— START SUPPLIED DATA —

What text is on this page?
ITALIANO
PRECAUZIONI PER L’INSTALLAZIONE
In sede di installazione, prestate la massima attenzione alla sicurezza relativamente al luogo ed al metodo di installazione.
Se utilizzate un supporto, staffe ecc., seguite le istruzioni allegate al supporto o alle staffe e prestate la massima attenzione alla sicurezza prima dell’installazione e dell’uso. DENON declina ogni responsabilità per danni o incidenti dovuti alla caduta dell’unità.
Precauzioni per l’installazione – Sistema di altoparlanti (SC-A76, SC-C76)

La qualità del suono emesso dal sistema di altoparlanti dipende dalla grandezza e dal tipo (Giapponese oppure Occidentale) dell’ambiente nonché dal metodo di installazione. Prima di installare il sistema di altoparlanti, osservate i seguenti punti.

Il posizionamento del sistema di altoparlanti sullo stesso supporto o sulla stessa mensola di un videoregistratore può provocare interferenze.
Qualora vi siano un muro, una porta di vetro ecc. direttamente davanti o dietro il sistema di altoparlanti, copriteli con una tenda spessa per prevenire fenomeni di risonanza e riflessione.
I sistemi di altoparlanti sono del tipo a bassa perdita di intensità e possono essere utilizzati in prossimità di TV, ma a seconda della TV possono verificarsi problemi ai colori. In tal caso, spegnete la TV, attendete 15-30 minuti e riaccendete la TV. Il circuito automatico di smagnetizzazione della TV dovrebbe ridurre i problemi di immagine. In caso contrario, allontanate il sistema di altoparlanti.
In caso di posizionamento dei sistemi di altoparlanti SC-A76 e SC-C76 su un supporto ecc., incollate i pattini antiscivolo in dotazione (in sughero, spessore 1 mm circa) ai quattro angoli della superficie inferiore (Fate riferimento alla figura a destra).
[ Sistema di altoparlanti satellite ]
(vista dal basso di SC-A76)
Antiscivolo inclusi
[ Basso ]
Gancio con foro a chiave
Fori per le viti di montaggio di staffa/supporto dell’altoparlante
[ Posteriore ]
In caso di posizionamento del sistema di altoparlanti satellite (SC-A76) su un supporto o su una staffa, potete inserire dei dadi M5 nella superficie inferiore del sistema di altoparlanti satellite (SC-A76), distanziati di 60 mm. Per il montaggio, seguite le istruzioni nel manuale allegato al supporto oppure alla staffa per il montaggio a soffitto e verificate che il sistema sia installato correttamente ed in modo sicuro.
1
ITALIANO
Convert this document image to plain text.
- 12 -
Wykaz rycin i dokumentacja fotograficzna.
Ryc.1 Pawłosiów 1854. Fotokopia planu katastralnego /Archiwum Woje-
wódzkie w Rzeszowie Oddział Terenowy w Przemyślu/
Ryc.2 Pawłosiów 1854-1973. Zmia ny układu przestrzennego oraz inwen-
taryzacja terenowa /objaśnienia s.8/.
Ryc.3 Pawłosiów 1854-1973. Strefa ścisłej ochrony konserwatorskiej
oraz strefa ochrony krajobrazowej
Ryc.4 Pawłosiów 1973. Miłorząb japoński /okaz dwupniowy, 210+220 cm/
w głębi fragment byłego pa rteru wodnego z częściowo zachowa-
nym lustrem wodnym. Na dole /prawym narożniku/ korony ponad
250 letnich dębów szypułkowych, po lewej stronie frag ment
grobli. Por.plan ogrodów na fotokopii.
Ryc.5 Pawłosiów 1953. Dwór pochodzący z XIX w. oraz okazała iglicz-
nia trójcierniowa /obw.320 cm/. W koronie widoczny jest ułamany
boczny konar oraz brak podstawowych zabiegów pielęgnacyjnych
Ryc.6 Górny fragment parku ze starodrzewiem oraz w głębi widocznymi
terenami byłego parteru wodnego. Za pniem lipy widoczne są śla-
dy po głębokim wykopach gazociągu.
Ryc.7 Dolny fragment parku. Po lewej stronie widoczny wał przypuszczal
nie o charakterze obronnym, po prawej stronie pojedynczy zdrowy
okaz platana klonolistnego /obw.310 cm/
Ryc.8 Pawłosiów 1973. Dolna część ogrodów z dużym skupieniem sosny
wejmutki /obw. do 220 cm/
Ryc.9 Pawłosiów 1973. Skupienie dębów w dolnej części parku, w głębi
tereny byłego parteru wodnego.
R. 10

— END SUPPLIED DATA —

**EXERCISE BRIEF:**
Return, word for word, each line from the line that contains "Convert this document image to plain text." to the end of the listing above; include both end lines and nothing else.

**RESPONSE FOR THIS EXERCISE:**
Convert this document image to plain text.
- 12 -
Wykaz rycin i dokumentacja fotograficzna.
Ryc.1 Pawłosiów 1854. Fotokopia planu katastralnego /Archiwum Woje-
wódzkie w Rzeszowie Oddział Terenowy w Przemyślu/
Ryc.2 Pawłosiów 1854-1973. Zmia ny układu przestrzennego oraz inwen-
taryzacja terenowa /objaśnienia s.8/.
Ryc.3 Pawłosiów 1854-1973. Strefa ścisłej ochrony konserwatorskiej
oraz strefa ochrony krajobrazowej
Ryc.4 Pawłosiów 1973. Miłorząb japoński /okaz dwupniowy, 210+220 cm/
w głębi fragment byłego pa rteru wodnego z częściowo zachowa-
nym lustrem wodnym. Na dole /prawym narożniku/ korony ponad
250 letnich dębów szypułkowych, po lewej stronie frag ment
grobli. Por.plan ogrodów na fotokopii.
Ryc.5 Pawłosiów 1953. Dwór pochodzący z XIX w. oraz okazała iglicz-
nia trójcierniowa /obw.320 cm/. W koronie widoczny jest ułamany
boczny konar oraz brak podstawowych zabiegów pielęgnacyjnych
Ryc.6 Górny fragment parku ze starodrzewiem oraz w głębi widocznymi
terenami byłego parteru wodnego. Za pniem lipy widoczne są śla-
dy po głębokim wykopach gazociągu.
Ryc.7 Dolny fragment parku. Po lewej stronie widoczny wał przypuszczal
nie o charakterze obronnym, po prawej stronie pojedynczy zdrowy
okaz platana klonolistnego /obw.310 cm/
Ryc.8 Pawłosiów 1973. Dolna część ogrodów z dużym skupieniem sosny
wejmutki /obw. do 220 cm/
Ryc.9 Pawłosiów 1973. Skupienie dębów w dolnej części parku, w głębi
tereny byłego parteru wodnego.
R. 10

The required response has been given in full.